__TASK REQUIREMENTS__
Every record must appear in your copy exactly as written, with no pictures.

━━━ RECORDS TO PROCESS ━━━

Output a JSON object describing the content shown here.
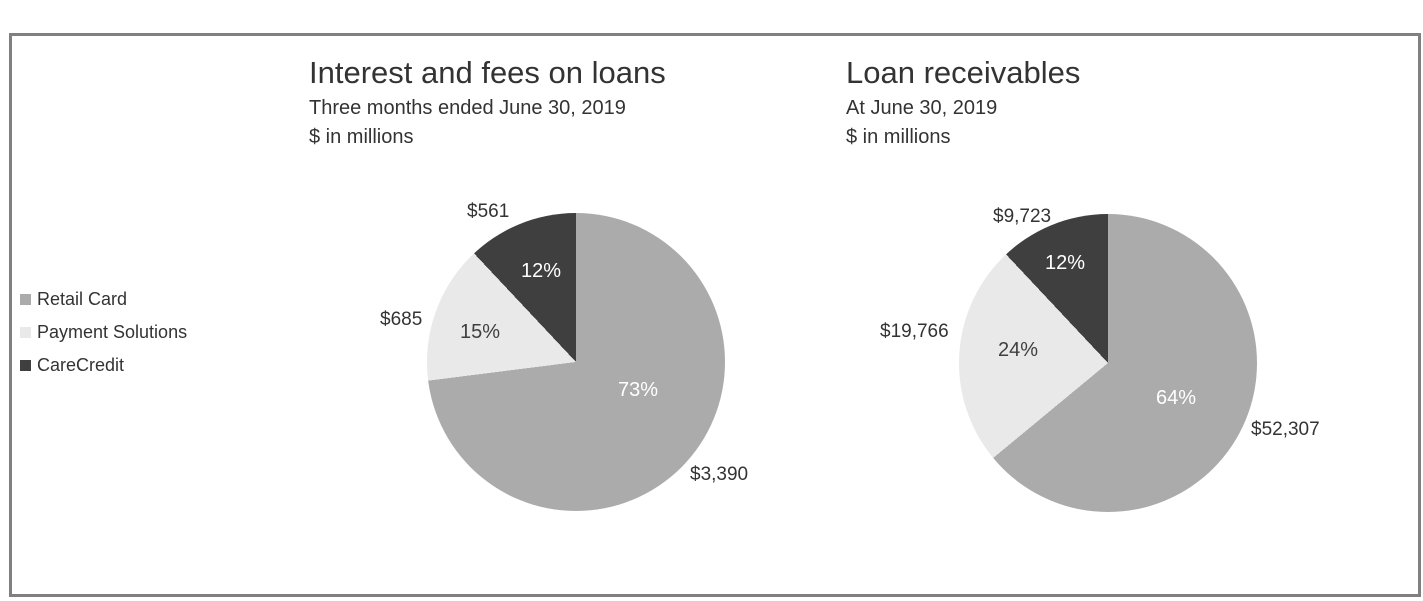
{
  "frame": {
    "border_color": "#808080",
    "background": "#ffffff"
  },
  "colors": {
    "retail_card": "#ABABAB",
    "payment_solutions": "#E9E9E9",
    "carecredit": "#3F3F3F",
    "text": "#333333",
    "pct_label_light": "#FFFFFF",
    "pct_label_dark": "#3F3F3F"
  },
  "legend": {
    "position": "left-outside",
    "items": [
      {
        "label": "Retail Card",
        "color": "#ABABAB"
      },
      {
        "label": "Payment Solutions",
        "color": "#E9E9E9"
      },
      {
        "label": "CareCredit",
        "color": "#3F3F3F"
      }
    ]
  },
  "chart_data": [
    {
      "type": "pie",
      "title": "Interest and fees on loans",
      "subtitle": "Three months ended June 30, 2019",
      "units": "$ in millions",
      "categories": [
        "Retail Card",
        "Payment Solutions",
        "CareCredit"
      ],
      "values": [
        3390,
        685,
        561
      ],
      "value_labels": [
        "$3,390",
        "$685",
        "$561"
      ],
      "percents": [
        73,
        15,
        12
      ],
      "percent_labels": [
        "73%",
        "15%",
        "12%"
      ],
      "slice_colors": [
        "#ABABAB",
        "#E9E9E9",
        "#3F3F3F"
      ],
      "start_angle_deg": 0,
      "direction": "clockwise",
      "grid": false
    },
    {
      "type": "pie",
      "title": "Loan receivables",
      "subtitle": "At June 30, 2019",
      "units": "$ in millions",
      "categories": [
        "Retail Card",
        "Payment Solutions",
        "CareCredit"
      ],
      "values": [
        52307,
        19766,
        9723
      ],
      "value_labels": [
        "$52,307",
        "$19,766",
        "$9,723"
      ],
      "percents": [
        64,
        24,
        12
      ],
      "percent_labels": [
        "64%",
        "24%",
        "12%"
      ],
      "slice_colors": [
        "#ABABAB",
        "#E9E9E9",
        "#3F3F3F"
      ],
      "start_angle_deg": 0,
      "direction": "clockwise",
      "grid": false
    }
  ]
}
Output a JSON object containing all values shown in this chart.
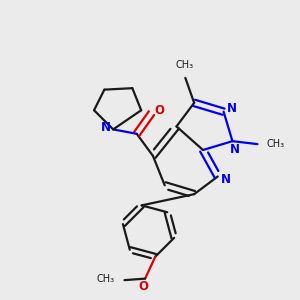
{
  "background_color": "#ebebeb",
  "bond_color": "#1a1a1a",
  "nitrogen_color": "#0000ee",
  "oxygen_color": "#dd0000",
  "figsize": [
    3.0,
    3.0
  ],
  "dpi": 100,
  "xlim": [
    0,
    10
  ],
  "ylim": [
    0,
    10
  ]
}
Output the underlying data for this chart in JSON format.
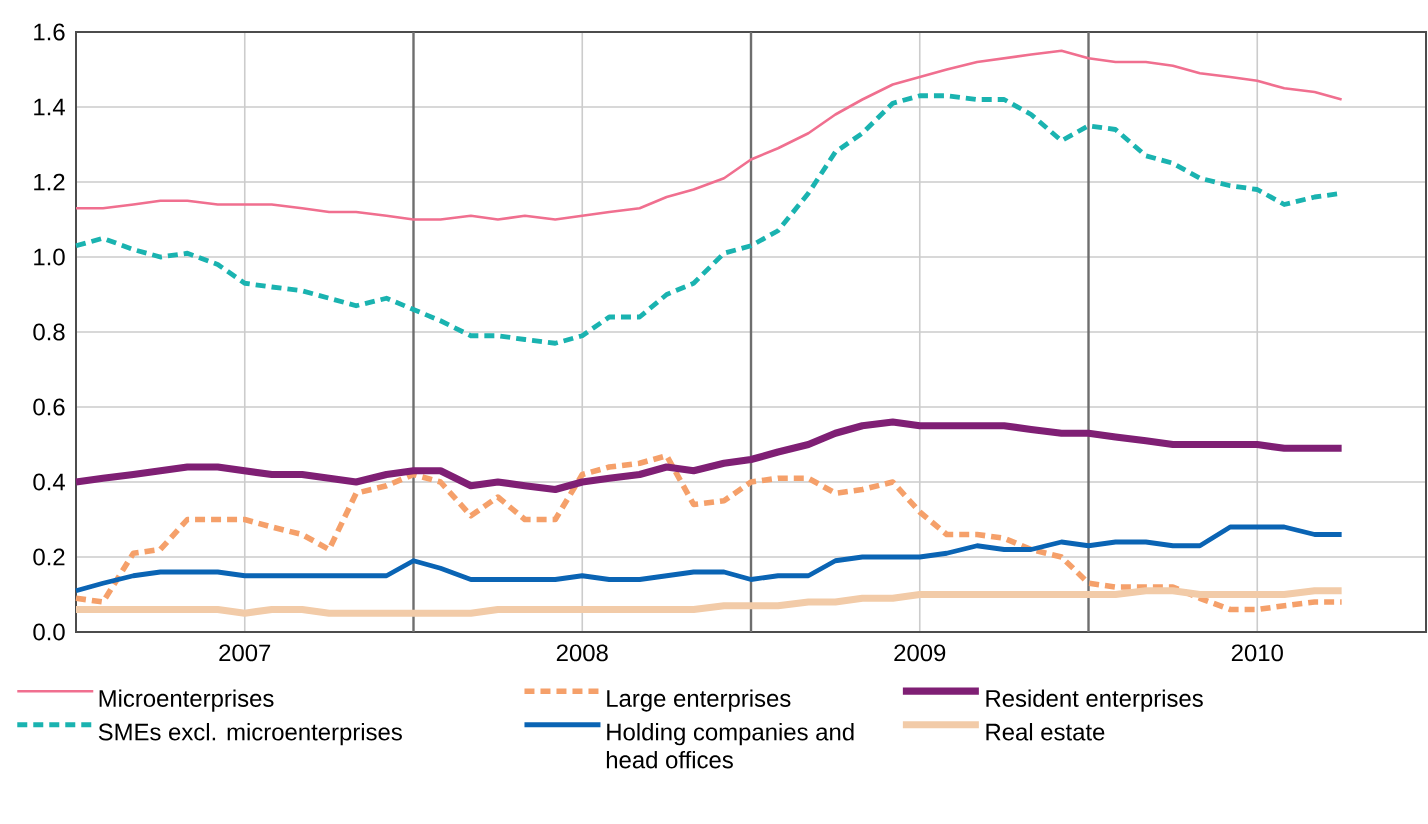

━━━

__EXERCISE RESPONSE__
Output a JSON object describing the content shown here.
{
  "frame": {
    "border_color": "#808080",
    "background": "#ffffff"
  },
  "colors": {
    "retail_card": "#ABABAB",
    "payment_solutions": "#E9E9E9",
    "carecredit": "#3F3F3F",
    "text": "#333333",
    "pct_label_light": "#FFFFFF",
    "pct_label_dark": "#3F3F3F"
  },
  "legend": {
    "position": "left-outside",
    "items": [
      {
        "label": "Retail Card",
        "color": "#ABABAB"
      },
      {
        "label": "Payment Solutions",
        "color": "#E9E9E9"
      },
      {
        "label": "CareCredit",
        "color": "#3F3F3F"
      }
    ]
  },
  "chart_data": [
    {
      "type": "pie",
      "title": "Interest and fees on loans",
      "subtitle": "Three months ended June 30, 2019",
      "units": "$ in millions",
      "categories": [
        "Retail Card",
        "Payment Solutions",
        "CareCredit"
      ],
      "values": [
        3390,
        685,
        561
      ],
      "value_labels": [
        "$3,390",
        "$685",
        "$561"
      ],
      "percents": [
        73,
        15,
        12
      ],
      "percent_labels": [
        "73%",
        "15%",
        "12%"
      ],
      "slice_colors": [
        "#ABABAB",
        "#E9E9E9",
        "#3F3F3F"
      ],
      "start_angle_deg": 0,
      "direction": "clockwise",
      "grid": false
    },
    {
      "type": "pie",
      "title": "Loan receivables",
      "subtitle": "At June 30, 2019",
      "units": "$ in millions",
      "categories": [
        "Retail Card",
        "Payment Solutions",
        "CareCredit"
      ],
      "values": [
        52307,
        19766,
        9723
      ],
      "value_labels": [
        "$52,307",
        "$19,766",
        "$9,723"
      ],
      "percents": [
        64,
        24,
        12
      ],
      "percent_labels": [
        "64%",
        "24%",
        "12%"
      ],
      "slice_colors": [
        "#ABABAB",
        "#E9E9E9",
        "#3F3F3F"
      ],
      "start_angle_deg": 0,
      "direction": "clockwise",
      "grid": false
    }
  ]
}
Output a JSON object containing all values shown in this chart.
{
  "background_color": "#ebebeb",
  "bond_color": "#1a1a1a",
  "nitrogen_color": "#0000ee",
  "oxygen_color": "#dd0000",
  "figsize": [
    3.0,
    3.0
  ],
  "dpi": 100,
  "xlim": [
    0,
    10
  ],
  "ylim": [
    0,
    10
  ]
}
Output the underlying data for this chart in JSON format.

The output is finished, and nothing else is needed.